■ EXERCISE GOAL
Write out every entry exactly as given, but omit the pictures.

■ SUPPLIED MATERIAL

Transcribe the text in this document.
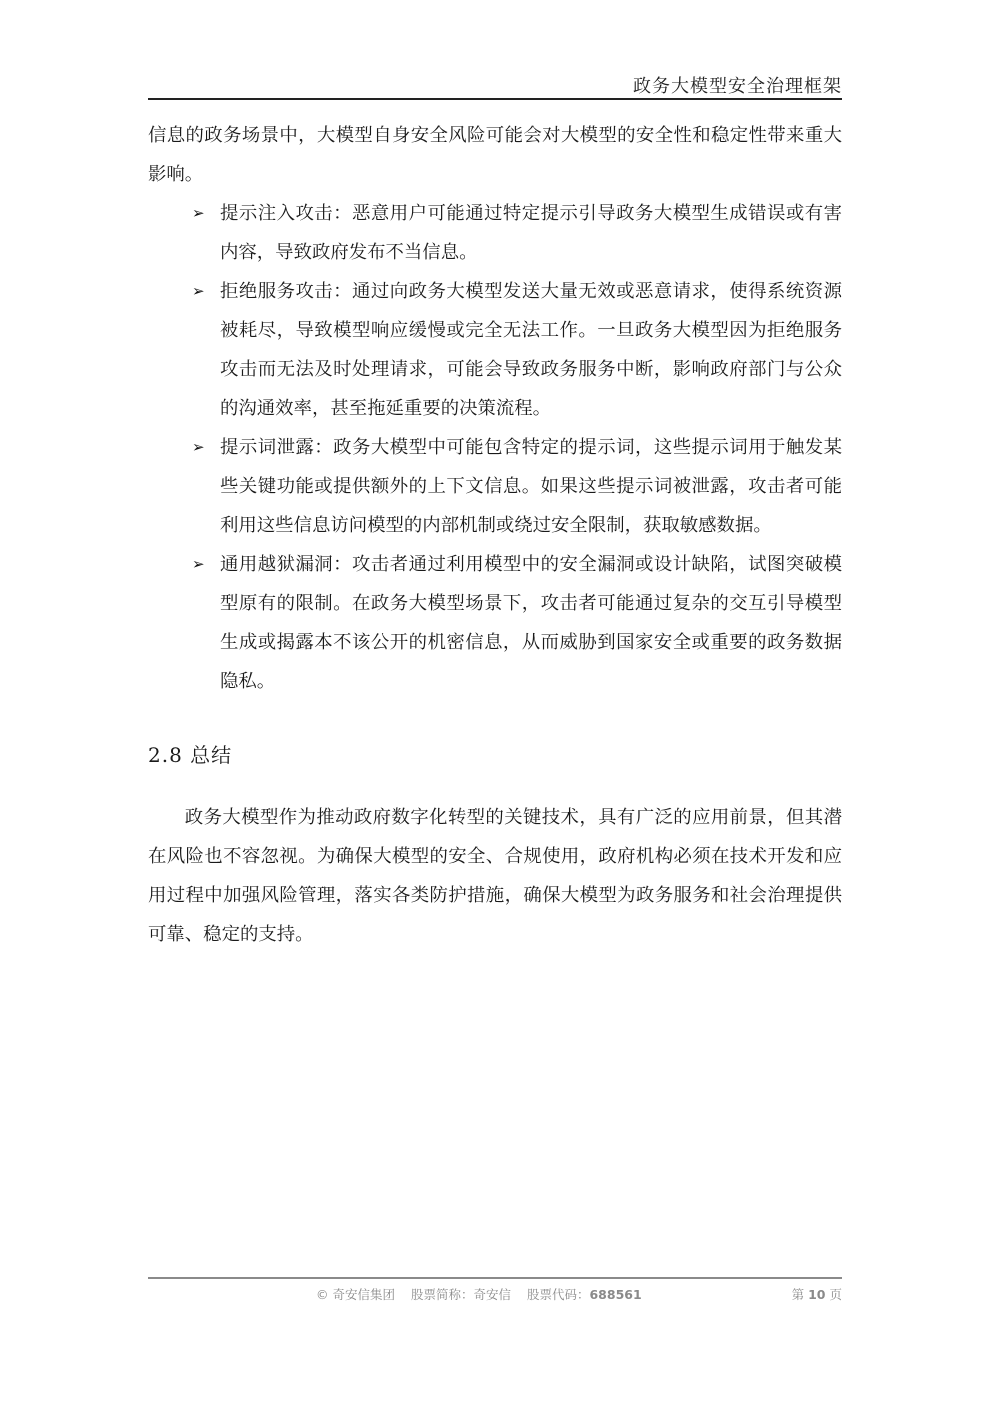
政务大模型安全治理框架

信息的政务场景中，大模型自身安全风险可能会对大模型的安全性和稳定性带来重大影响。

➢ 提示注入攻击：恶意用户可能通过特定提示引导政务大模型生成错误或有害内容，导致政府发布不当信息。
➢ 拒绝服务攻击：通过向政务大模型发送大量无效或恶意请求，使得系统资源被耗尽，导致模型响应缓慢或完全无法工作。一旦政务大模型因为拒绝服务攻击而无法及时处理请求，可能会导致政务服务中断，影响政府部门与公众的沟通效率，甚至拖延重要的决策流程。
➢ 提示词泄露：政务大模型中可能包含特定的提示词，这些提示词用于触发某些关键功能或提供额外的上下文信息。如果这些提示词被泄露，攻击者可能利用这些信息访问模型的内部机制或绕过安全限制，获取敏感数据。
➢ 通用越狱漏洞：攻击者通过利用模型中的安全漏洞或设计缺陷，试图突破模型原有的限制。在政务大模型场景下，攻击者可能通过复杂的交互引导模型生成或揭露本不该公开的机密信息，从而威胁到国家安全或重要的政务数据隐私。
2.8 总结

政务大模型作为推动政府数字化转型的关键技术，具有广泛的应用前景，但其潜在风险也不容忽视。为确保大模型的安全、合规使用，政府机构必须在技术开发和应用过程中加强风险管理，落实各类防护措施，确保大模型为政务服务和社会治理提供可靠、稳定的支持。

© 奇安信集团 股票简称：奇安信 股票代码：688561	第 10 页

■ ANSWER TO THE TASK
Transcribe the text in this document.
政务大模型安全治理框架

信息的政务场景中，大模型自身安全风险可能会对大模型的安全性和稳定性带来重大影响。

➢ 提示注入攻击：恶意用户可能通过特定提示引导政务大模型生成错误或有害内容，导致政府发布不当信息。
➢ 拒绝服务攻击：通过向政务大模型发送大量无效或恶意请求，使得系统资源被耗尽，导致模型响应缓慢或完全无法工作。一旦政务大模型因为拒绝服务攻击而无法及时处理请求，可能会导致政务服务中断，影响政府部门与公众的沟通效率，甚至拖延重要的决策流程。
➢ 提示词泄露：政务大模型中可能包含特定的提示词，这些提示词用于触发某些关键功能或提供额外的上下文信息。如果这些提示词被泄露，攻击者可能利用这些信息访问模型的内部机制或绕过安全限制，获取敏感数据。
➢ 通用越狱漏洞：攻击者通过利用模型中的安全漏洞或设计缺陷，试图突破模型原有的限制。在政务大模型场景下，攻击者可能通过复杂的交互引导模型生成或揭露本不该公开的机密信息，从而威胁到国家安全或重要的政务数据隐私。
2.8 总结

政务大模型作为推动政府数字化转型的关键技术，具有广泛的应用前景，但其潜在风险也不容忽视。为确保大模型的安全、合规使用，政府机构必须在技术开发和应用过程中加强风险管理，落实各类防护措施，确保大模型为政务服务和社会治理提供可靠、稳定的支持。

© 奇安信集团 股票简称：奇安信 股票代码：688561	第 10 页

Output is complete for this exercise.